** begin **
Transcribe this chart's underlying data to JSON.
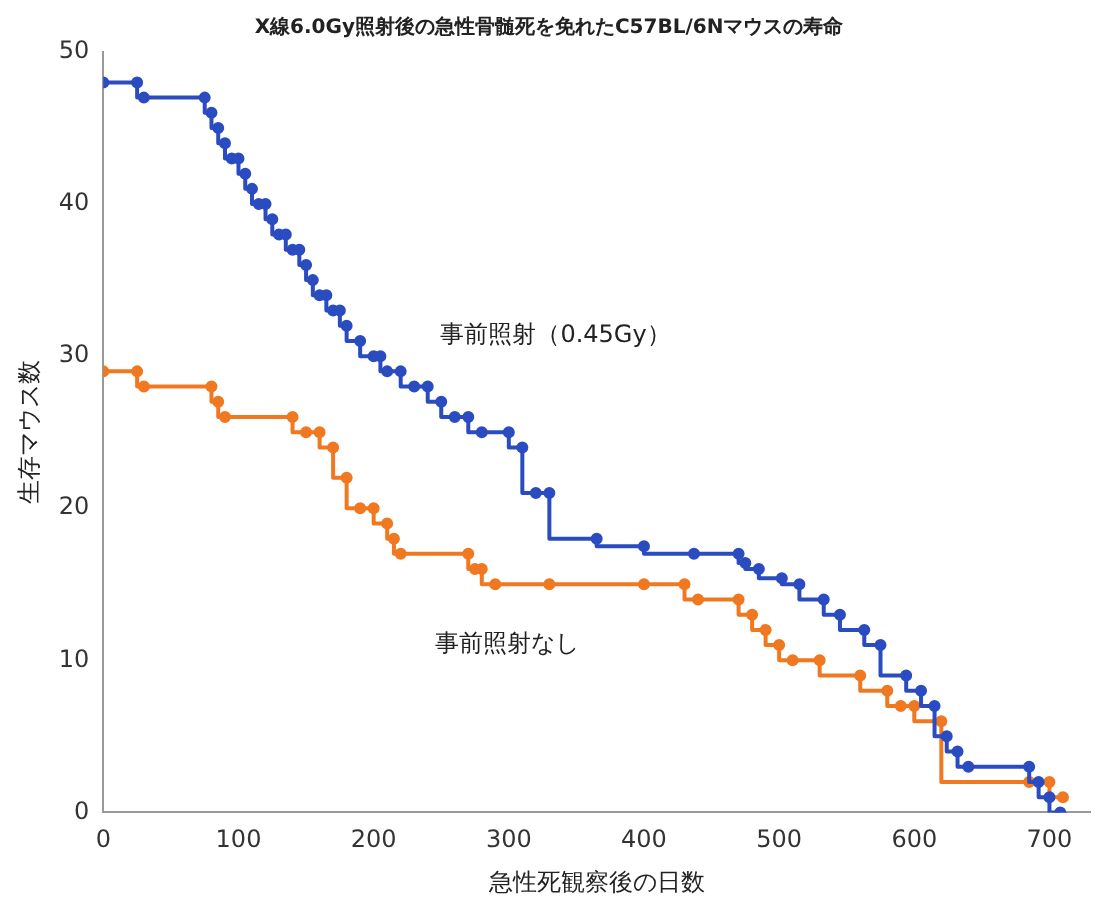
{
  "chart_data": {
    "type": "step",
    "title": "X線6.0Gy照射後の急性骨髄死を免れたC57BL/6Nマウスの寿命",
    "xlabel": "急性死観察後の日数",
    "ylabel": "生存マウス数",
    "xlim": [
      0,
      730
    ],
    "xticks": [
      0,
      100,
      200,
      300,
      400,
      500,
      600,
      700
    ],
    "ylim": [
      0,
      50
    ],
    "yticks": [
      0,
      10,
      20,
      30,
      40,
      50
    ],
    "grid": false,
    "legend": false,
    "marker": "circle",
    "line_style": "solid",
    "series": [
      {
        "name": "事前照射（0.45Gy）",
        "color": "#2a4cc0",
        "x": [
          0,
          25,
          30,
          75,
          80,
          85,
          90,
          95,
          100,
          105,
          110,
          115,
          120,
          125,
          130,
          135,
          140,
          145,
          150,
          155,
          160,
          165,
          170,
          175,
          180,
          190,
          200,
          205,
          210,
          220,
          230,
          240,
          250,
          260,
          270,
          280,
          300,
          310,
          320,
          330,
          365,
          400,
          437,
          470,
          475,
          485,
          502,
          515,
          533,
          545,
          563,
          575,
          594,
          605,
          615,
          624,
          632,
          640,
          685,
          692,
          700,
          708
        ],
        "values": [
          48,
          48,
          47,
          47,
          46,
          45,
          44,
          43,
          43,
          42,
          41,
          40,
          40,
          39,
          38,
          38,
          37,
          37,
          36,
          35,
          34,
          34,
          33,
          33,
          32,
          31,
          30,
          30,
          29,
          29,
          28,
          28,
          27,
          26,
          26,
          25,
          25,
          24,
          21,
          21,
          18,
          17.5,
          17,
          17,
          16.4,
          16,
          15.4,
          15,
          14,
          13,
          12,
          11,
          9,
          8,
          7,
          5,
          4,
          3,
          3,
          2,
          1,
          0
        ]
      },
      {
        "name": "事前照射なし",
        "color": "#f07820",
        "x": [
          0,
          25,
          30,
          80,
          85,
          90,
          140,
          150,
          160,
          170,
          180,
          190,
          200,
          210,
          215,
          220,
          270,
          275,
          280,
          290,
          330,
          400,
          430,
          440,
          470,
          480,
          490,
          500,
          510,
          530,
          560,
          580,
          590,
          600,
          620,
          685,
          700,
          710
        ],
        "values": [
          29,
          29,
          28,
          28,
          27,
          26,
          26,
          25,
          25,
          24,
          22,
          20,
          20,
          19,
          18,
          17,
          17,
          16,
          16,
          15,
          15,
          15,
          15,
          14,
          14,
          13,
          12,
          11,
          10,
          10,
          9,
          8,
          7,
          7,
          6,
          2,
          2,
          1
        ]
      }
    ]
  }
}
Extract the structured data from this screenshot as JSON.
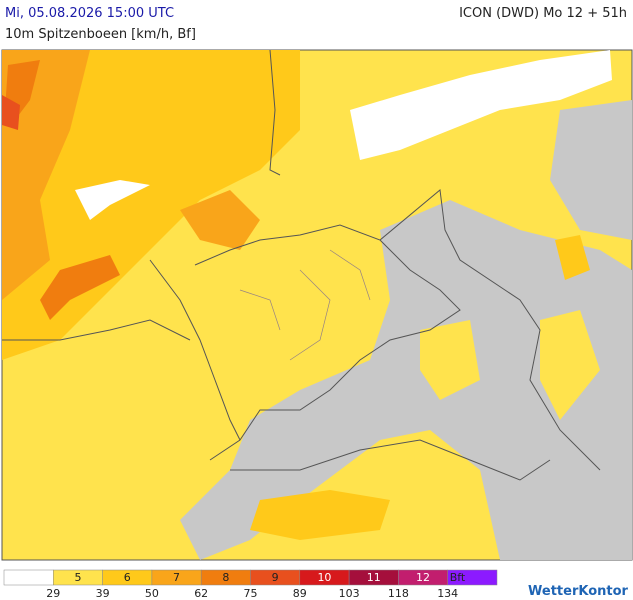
{
  "header": {
    "datetime": "Mi, 05.08.2026 15:00 UTC",
    "model": "ICON (DWD) Mo 12 + 51h",
    "parameter": "10m Spitzenboeen [km/h, Bf]"
  },
  "legend": {
    "colors": [
      "#ffffff",
      "#ffe34d",
      "#ffc91a",
      "#f9a51a",
      "#f07d0f",
      "#e8501e",
      "#d7191c",
      "#a50f3c",
      "#c21e6e",
      "#8c1aff"
    ],
    "bft": [
      "5",
      "6",
      "7",
      "8",
      "9",
      "10",
      "11",
      "12",
      "Bft"
    ],
    "kmh": [
      "29",
      "39",
      "50",
      "62",
      "75",
      "89",
      "103",
      "118",
      "134"
    ]
  },
  "logo": "WetterKontor"
}
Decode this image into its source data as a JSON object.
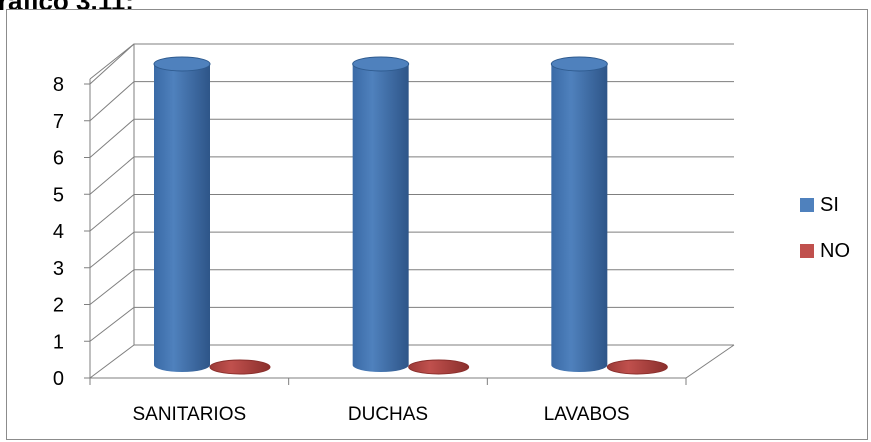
{
  "chart_data": {
    "type": "bar",
    "title": "",
    "title_fragment": "ráfico 3.11:",
    "categories": [
      "SANITARIOS",
      "DUCHAS",
      "LAVABOS"
    ],
    "series": [
      {
        "name": "SI",
        "values": [
          8,
          8,
          8
        ],
        "color": "#4F81BD"
      },
      {
        "name": "NO",
        "values": [
          0,
          0,
          0
        ],
        "color": "#C0504D"
      }
    ],
    "ylim": [
      0,
      8
    ],
    "yticks": [
      0,
      1,
      2,
      3,
      4,
      5,
      6,
      7,
      8
    ],
    "xlabel": "",
    "ylabel": "",
    "grid": true,
    "legend_position": "right",
    "style": "3d-cylinder"
  }
}
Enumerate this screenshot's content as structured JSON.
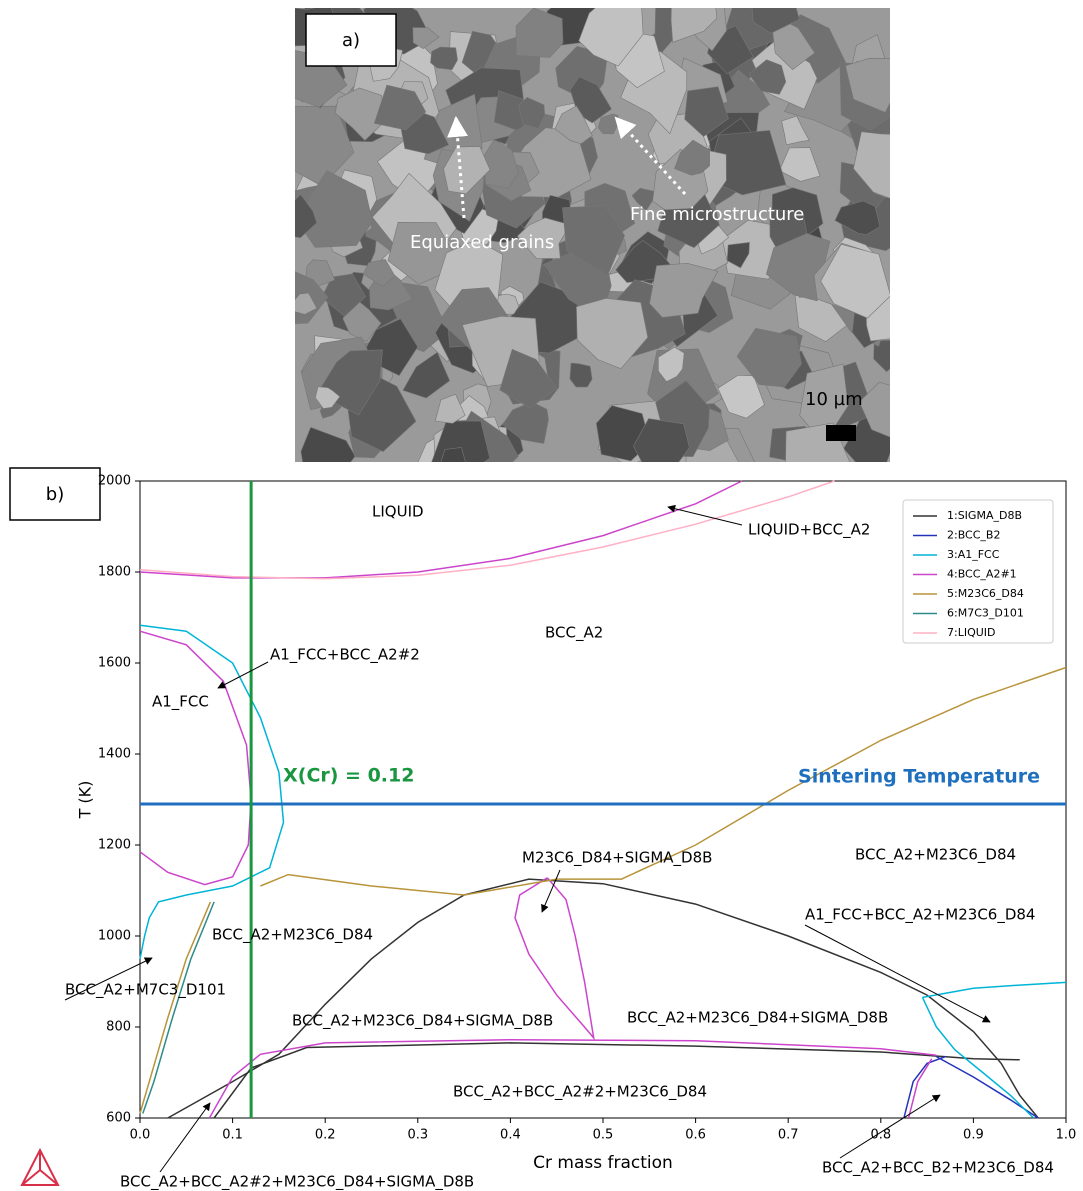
** end **
*Problem description:* Omit all pictures while transcribing the entries verbatim.

*Result:*
Transcribe this chart's underlying data to JSON.
{
  "chart_data": {
    "type": "step",
    "title": "X線6.0Gy照射後の急性骨髄死を免れたC57BL/6Nマウスの寿命",
    "xlabel": "急性死観察後の日数",
    "ylabel": "生存マウス数",
    "xlim": [
      0,
      730
    ],
    "xticks": [
      0,
      100,
      200,
      300,
      400,
      500,
      600,
      700
    ],
    "ylim": [
      0,
      50
    ],
    "yticks": [
      0,
      10,
      20,
      30,
      40,
      50
    ],
    "grid": false,
    "legend": false,
    "marker": "circle",
    "line_style": "solid",
    "series": [
      {
        "name": "事前照射（0.45Gy）",
        "color": "#2a4cc0",
        "x": [
          0,
          25,
          30,
          75,
          80,
          85,
          90,
          95,
          100,
          105,
          110,
          115,
          120,
          125,
          130,
          135,
          140,
          145,
          150,
          155,
          160,
          165,
          170,
          175,
          180,
          190,
          200,
          205,
          210,
          220,
          230,
          240,
          250,
          260,
          270,
          280,
          300,
          310,
          320,
          330,
          365,
          400,
          437,
          470,
          475,
          485,
          502,
          515,
          533,
          545,
          563,
          575,
          594,
          605,
          615,
          624,
          632,
          640,
          685,
          692,
          700,
          708
        ],
        "values": [
          48,
          48,
          47,
          47,
          46,
          45,
          44,
          43,
          43,
          42,
          41,
          40,
          40,
          39,
          38,
          38,
          37,
          37,
          36,
          35,
          34,
          34,
          33,
          33,
          32,
          31,
          30,
          30,
          29,
          29,
          28,
          28,
          27,
          26,
          26,
          25,
          25,
          24,
          21,
          21,
          18,
          17.5,
          17,
          17,
          16.4,
          16,
          15.4,
          15,
          14,
          13,
          12,
          11,
          9,
          8,
          7,
          5,
          4,
          3,
          3,
          2,
          1,
          0
        ]
      },
      {
        "name": "事前照射なし",
        "color": "#f07820",
        "x": [
          0,
          25,
          30,
          80,
          85,
          90,
          140,
          150,
          160,
          170,
          180,
          190,
          200,
          210,
          215,
          220,
          270,
          275,
          280,
          290,
          330,
          400,
          430,
          440,
          470,
          480,
          490,
          500,
          510,
          530,
          560,
          580,
          590,
          600,
          620,
          685,
          700,
          710
        ],
        "values": [
          29,
          29,
          28,
          28,
          27,
          26,
          26,
          25,
          25,
          24,
          22,
          20,
          20,
          19,
          18,
          17,
          17,
          16,
          16,
          15,
          15,
          15,
          15,
          14,
          14,
          13,
          12,
          11,
          10,
          10,
          9,
          8,
          7,
          7,
          6,
          2,
          2,
          1
        ]
      }
    ]
  }
}
Extract the structured data from this screenshot as JSON.
{
  "header": {
    "datetime": "Mi, 05.08.2026 15:00 UTC",
    "model": "ICON (DWD) Mo 12 + 51h",
    "parameter": "10m Spitzenboeen [km/h, Bf]"
  },
  "legend": {
    "colors": [
      "#ffffff",
      "#ffe34d",
      "#ffc91a",
      "#f9a51a",
      "#f07d0f",
      "#e8501e",
      "#d7191c",
      "#a50f3c",
      "#c21e6e",
      "#8c1aff"
    ],
    "bft": [
      "5",
      "6",
      "7",
      "8",
      "9",
      "10",
      "11",
      "12",
      "Bft"
    ],
    "kmh": [
      "29",
      "39",
      "50",
      "62",
      "75",
      "89",
      "103",
      "118",
      "134"
    ]
  },
  "logo": "WetterKontor"
}
Decode this image into its source data as a JSON object.
{
  "chart_data": {
    "type": "bar",
    "title": "",
    "title_fragment": "ráfico 3.11:",
    "categories": [
      "SANITARIOS",
      "DUCHAS",
      "LAVABOS"
    ],
    "series": [
      {
        "name": "SI",
        "values": [
          8,
          8,
          8
        ],
        "color": "#4F81BD"
      },
      {
        "name": "NO",
        "values": [
          0,
          0,
          0
        ],
        "color": "#C0504D"
      }
    ],
    "ylim": [
      0,
      8
    ],
    "yticks": [
      0,
      1,
      2,
      3,
      4,
      5,
      6,
      7,
      8
    ],
    "xlabel": "",
    "ylabel": "",
    "grid": true,
    "legend_position": "right",
    "style": "3d-cylinder"
  }
}
Enumerate this screenshot's content as structured JSON.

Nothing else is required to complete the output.